● Exercise instructions
Scan the material below for lines with the word "повітряний" and report how many there are, with nothing added.

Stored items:
— Start —

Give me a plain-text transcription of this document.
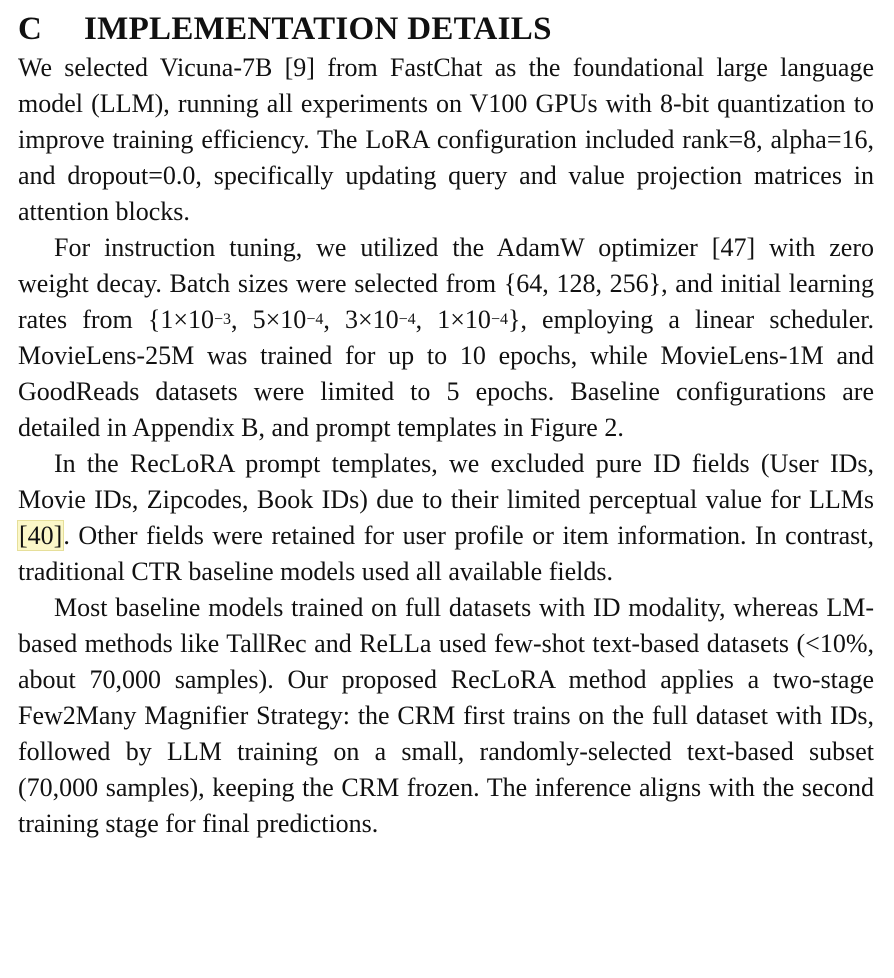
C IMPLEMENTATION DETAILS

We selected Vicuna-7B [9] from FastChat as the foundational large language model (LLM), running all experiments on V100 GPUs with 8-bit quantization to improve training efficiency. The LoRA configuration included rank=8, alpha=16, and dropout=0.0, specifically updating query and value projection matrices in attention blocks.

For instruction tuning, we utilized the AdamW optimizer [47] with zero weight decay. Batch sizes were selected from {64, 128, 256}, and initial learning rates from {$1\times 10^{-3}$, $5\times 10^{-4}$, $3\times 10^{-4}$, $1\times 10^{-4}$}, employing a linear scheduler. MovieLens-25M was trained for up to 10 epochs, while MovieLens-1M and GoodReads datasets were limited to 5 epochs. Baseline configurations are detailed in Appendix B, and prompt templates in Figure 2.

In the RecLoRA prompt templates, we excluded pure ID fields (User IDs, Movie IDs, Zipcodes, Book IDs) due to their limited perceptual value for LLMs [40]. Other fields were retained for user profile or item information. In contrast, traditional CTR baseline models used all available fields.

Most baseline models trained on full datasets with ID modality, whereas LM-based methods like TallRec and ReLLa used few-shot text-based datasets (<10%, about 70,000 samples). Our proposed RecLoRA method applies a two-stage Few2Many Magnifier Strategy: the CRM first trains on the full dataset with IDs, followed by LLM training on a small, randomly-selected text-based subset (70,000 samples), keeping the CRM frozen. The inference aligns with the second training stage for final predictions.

— End —
— Start —

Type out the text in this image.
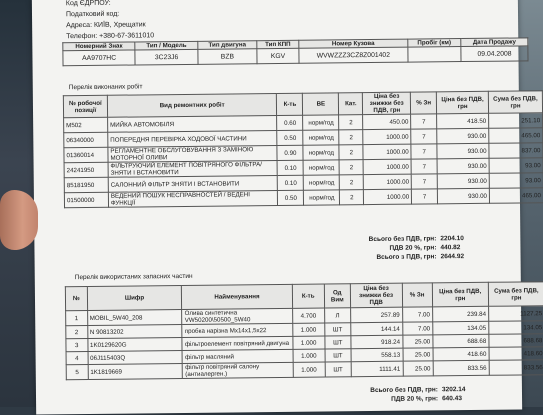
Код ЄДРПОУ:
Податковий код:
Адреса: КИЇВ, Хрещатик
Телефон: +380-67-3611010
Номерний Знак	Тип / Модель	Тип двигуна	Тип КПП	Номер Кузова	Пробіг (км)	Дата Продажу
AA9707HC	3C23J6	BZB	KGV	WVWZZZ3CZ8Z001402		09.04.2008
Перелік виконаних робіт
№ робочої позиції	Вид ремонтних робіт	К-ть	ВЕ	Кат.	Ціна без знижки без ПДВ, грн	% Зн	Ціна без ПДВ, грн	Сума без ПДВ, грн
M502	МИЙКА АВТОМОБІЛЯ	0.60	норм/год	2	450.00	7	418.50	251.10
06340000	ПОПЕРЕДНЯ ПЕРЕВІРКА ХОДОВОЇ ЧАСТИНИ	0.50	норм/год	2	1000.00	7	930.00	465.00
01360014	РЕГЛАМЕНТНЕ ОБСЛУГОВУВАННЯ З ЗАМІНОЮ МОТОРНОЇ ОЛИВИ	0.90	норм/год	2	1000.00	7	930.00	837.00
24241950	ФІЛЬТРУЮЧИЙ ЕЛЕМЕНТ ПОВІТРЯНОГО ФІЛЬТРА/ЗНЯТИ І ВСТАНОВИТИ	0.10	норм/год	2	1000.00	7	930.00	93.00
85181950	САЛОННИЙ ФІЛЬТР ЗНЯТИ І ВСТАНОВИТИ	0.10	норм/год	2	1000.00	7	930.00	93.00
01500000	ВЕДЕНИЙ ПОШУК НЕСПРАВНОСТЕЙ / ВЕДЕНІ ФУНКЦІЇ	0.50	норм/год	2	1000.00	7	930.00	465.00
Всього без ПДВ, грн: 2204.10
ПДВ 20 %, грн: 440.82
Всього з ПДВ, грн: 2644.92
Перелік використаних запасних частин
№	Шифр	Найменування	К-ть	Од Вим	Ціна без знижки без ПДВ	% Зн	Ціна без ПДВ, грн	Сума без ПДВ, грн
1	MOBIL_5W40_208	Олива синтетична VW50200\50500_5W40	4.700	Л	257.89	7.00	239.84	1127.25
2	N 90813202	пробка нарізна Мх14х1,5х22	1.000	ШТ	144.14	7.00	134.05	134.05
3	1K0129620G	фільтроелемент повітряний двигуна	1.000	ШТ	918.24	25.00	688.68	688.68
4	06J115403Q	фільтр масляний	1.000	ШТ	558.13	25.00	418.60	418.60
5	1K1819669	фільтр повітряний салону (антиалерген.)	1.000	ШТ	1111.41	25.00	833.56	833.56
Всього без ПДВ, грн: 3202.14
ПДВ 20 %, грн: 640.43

— End —

● Task result
2